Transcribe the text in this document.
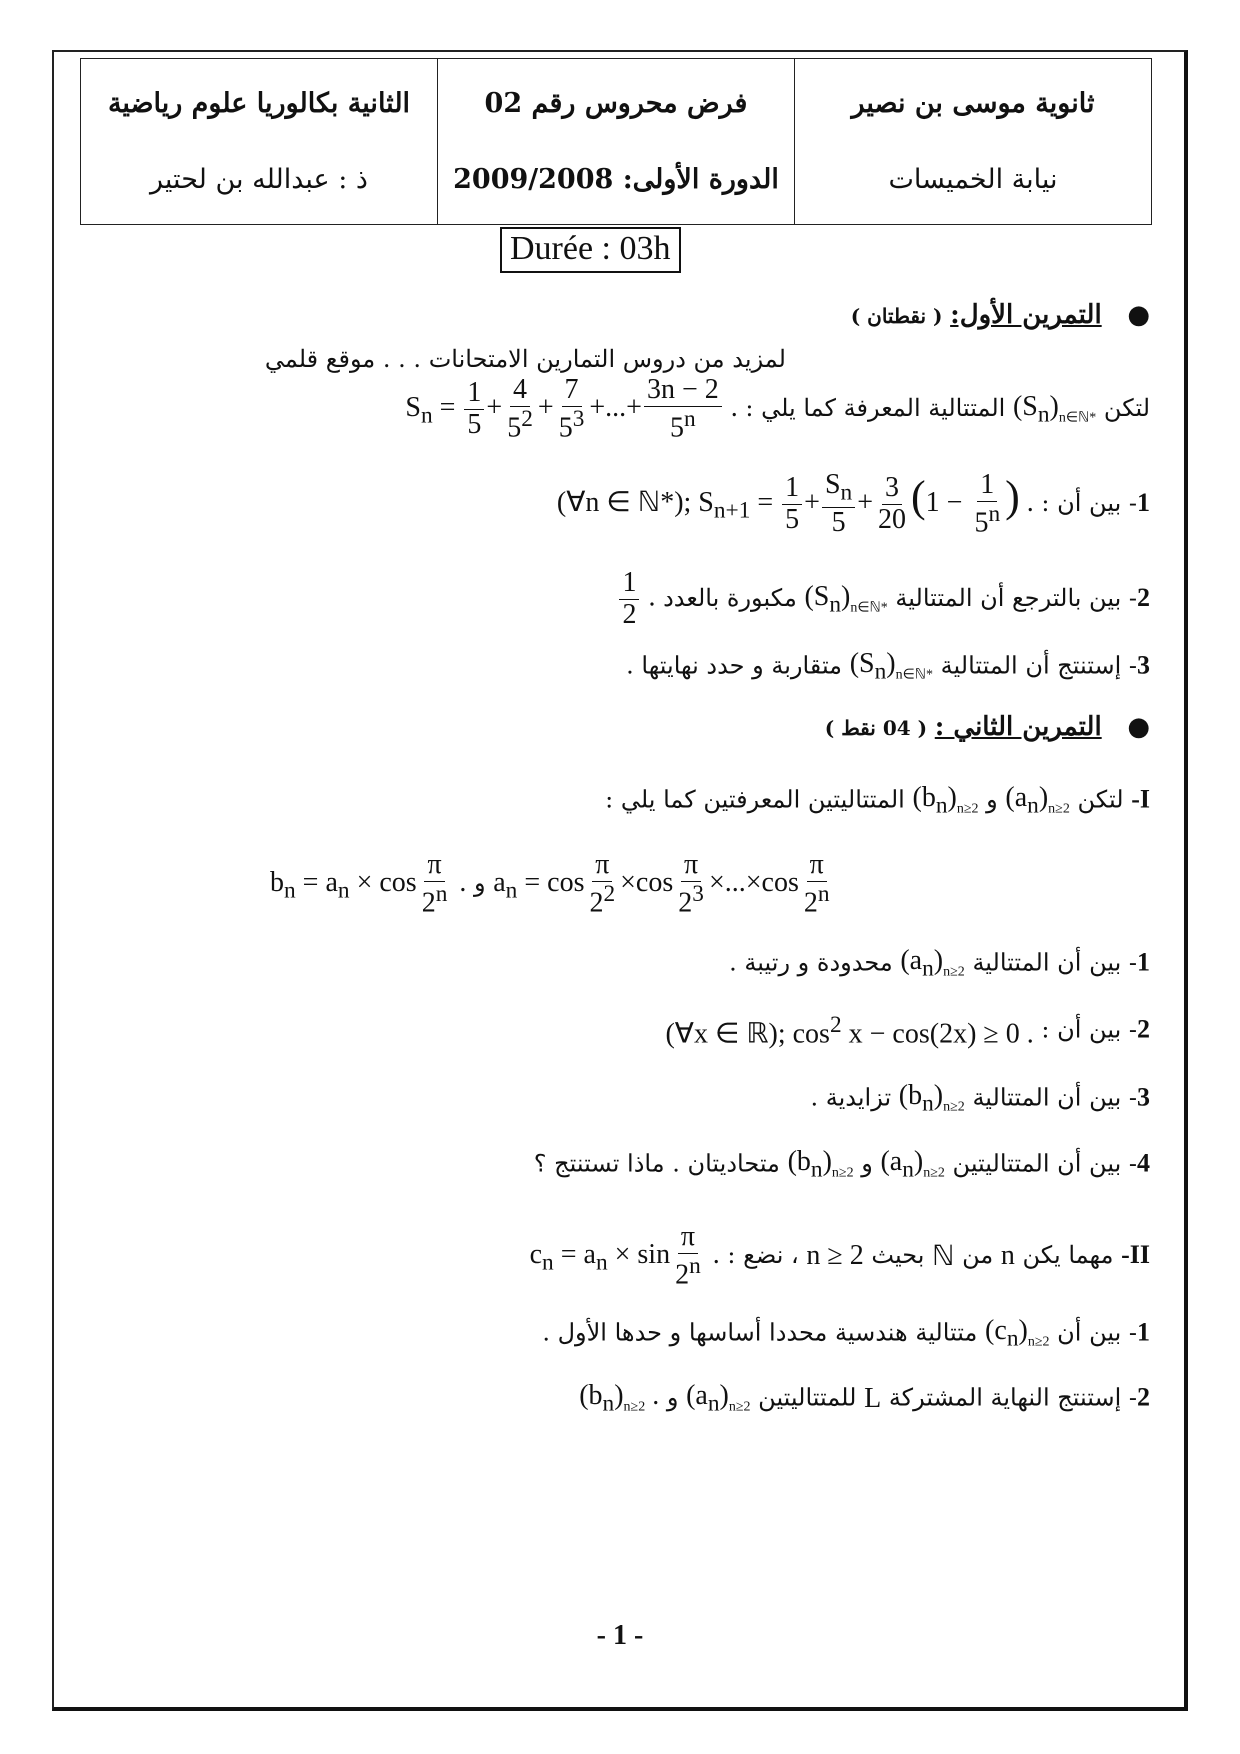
الثانية بكالوريا علوم رياضية
ذ : عبدالله بن لحتير
فرض محروس رقم 02
الدورة الأولى: 2009/2008
ثانوية موسى بن نصير
نيابة الخميسات
Durée : 03h
● التمرين الأول: ( نقطتان )
لمزيد من دروس التمارين الامتحانات . . . موقع قلمي
لتكن $(S_n)_{n\in ℕ*}$ المتتالية المعرفة كما يلي : $S_n = \frac{1}{5} + \frac{4}{5^2} + \frac{7}{5^3}$ +...+ $\frac{3n - 2}{5^n}$ .
1- بين أن : (∀n ∈ ℕ*); $S_{n+1} = \frac{1}{5} + \frac{S_n}{5} + \frac{3}{20} (1 - \frac{1}{5^n}$ ) .
2- بين بالترجع أن المتتالية $(S_n)_{n\in ℕ*}$ مكبورة بالعدد
$\frac{1}{2}$ .
3- إستنتج أن المتتالية $(S_n)_{n\in ℕ*}$ متقاربة و حدد نهايتها .
● التمرين الثاني : ( 04 نقط )
I- لتكن $(a_n)_{n\ge 2}$ و $(b_n)_{n\ge 2}$ المتتاليتين المعرفتين كما يلي :
$a_n = \cos \frac{\pi}{2^2} \times\cos \frac{\pi}{2^3} \times...\times\cos \frac{\pi}{2^n}$
و $b_n = a_n \times \cos \frac{\pi}{2^n}$ .
1- بين أن المتتالية $(a_n)_{n\ge 2}$ محدودة و رتيبة .
2- بين أن : (∀x ∈ ℝ); $\cos^2 x - \cos(2x) \ge 0$ .
3- بين أن المتتالية $(b_n)_{n\ge 2}$ تزايدية .
4- بين أن المتتاليتين $(a_n)_{n\ge 2}$ و $(b_n)_{n\ge 2}$ متحاديتان . ماذا تستنتج ؟
II- مهما يكن n من ℕ بحيث n ≥ 2 ، نضع : $c_n = a_n \times \sin \frac{\pi}{2^n}$ .
1- بين أن $(c_n)_{n\ge 2}$ متتالية هندسية محددا أساسها و حدها الأول .
2- إستنتج النهاية المشتركة L للمتتاليتين $(a_n)_{n\ge 2}$ و $(b_n)_{n\ge 2}$ .
- 1 -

-*-*-

* [Objective] Pictures stay out; repeat all the rest of the records exactly.

* [Written solution]
Transcribe the text in this document.
الثانية بكالوريا علوم رياضية
ذ : عبدالله بن لحتير
فرض محروس رقم 02
الدورة الأولى: 2009/2008
ثانوية موسى بن نصير
نيابة الخميسات
Durée : 03h
● التمرين الأول: ( نقطتان )
لمزيد من دروس التمارين الامتحانات . . . موقع قلمي
لتكن $(S_n)_{n\in ℕ*}$ المتتالية المعرفة كما يلي : $S_n = \frac{1}{5} + \frac{4}{5^2} + \frac{7}{5^3}$ +...+ $\frac{3n - 2}{5^n}$ .
1- بين أن : (∀n ∈ ℕ*); $S_{n+1} = \frac{1}{5} + \frac{S_n}{5} + \frac{3}{20} (1 - \frac{1}{5^n}$ ) .
2- بين بالترجع أن المتتالية $(S_n)_{n\in ℕ*}$ مكبورة بالعدد
$\frac{1}{2}$ .
3- إستنتج أن المتتالية $(S_n)_{n\in ℕ*}$ متقاربة و حدد نهايتها .
● التمرين الثاني : ( 04 نقط )
I- لتكن $(a_n)_{n\ge 2}$ و $(b_n)_{n\ge 2}$ المتتاليتين المعرفتين كما يلي :
$a_n = \cos \frac{\pi}{2^2} \times\cos \frac{\pi}{2^3} \times...\times\cos \frac{\pi}{2^n}$
و $b_n = a_n \times \cos \frac{\pi}{2^n}$ .
1- بين أن المتتالية $(a_n)_{n\ge 2}$ محدودة و رتيبة .
2- بين أن : (∀x ∈ ℝ); $\cos^2 x - \cos(2x) \ge 0$ .
3- بين أن المتتالية $(b_n)_{n\ge 2}$ تزايدية .
4- بين أن المتتاليتين $(a_n)_{n\ge 2}$ و $(b_n)_{n\ge 2}$ متحاديتان . ماذا تستنتج ؟
II- مهما يكن n من ℕ بحيث n ≥ 2 ، نضع : $c_n = a_n \times \sin \frac{\pi}{2^n}$ .
1- بين أن $(c_n)_{n\ge 2}$ متتالية هندسية محددا أساسها و حدها الأول .
2- إستنتج النهاية المشتركة L للمتتاليتين $(a_n)_{n\ge 2}$ و $(b_n)_{n\ge 2}$ .
- 1 -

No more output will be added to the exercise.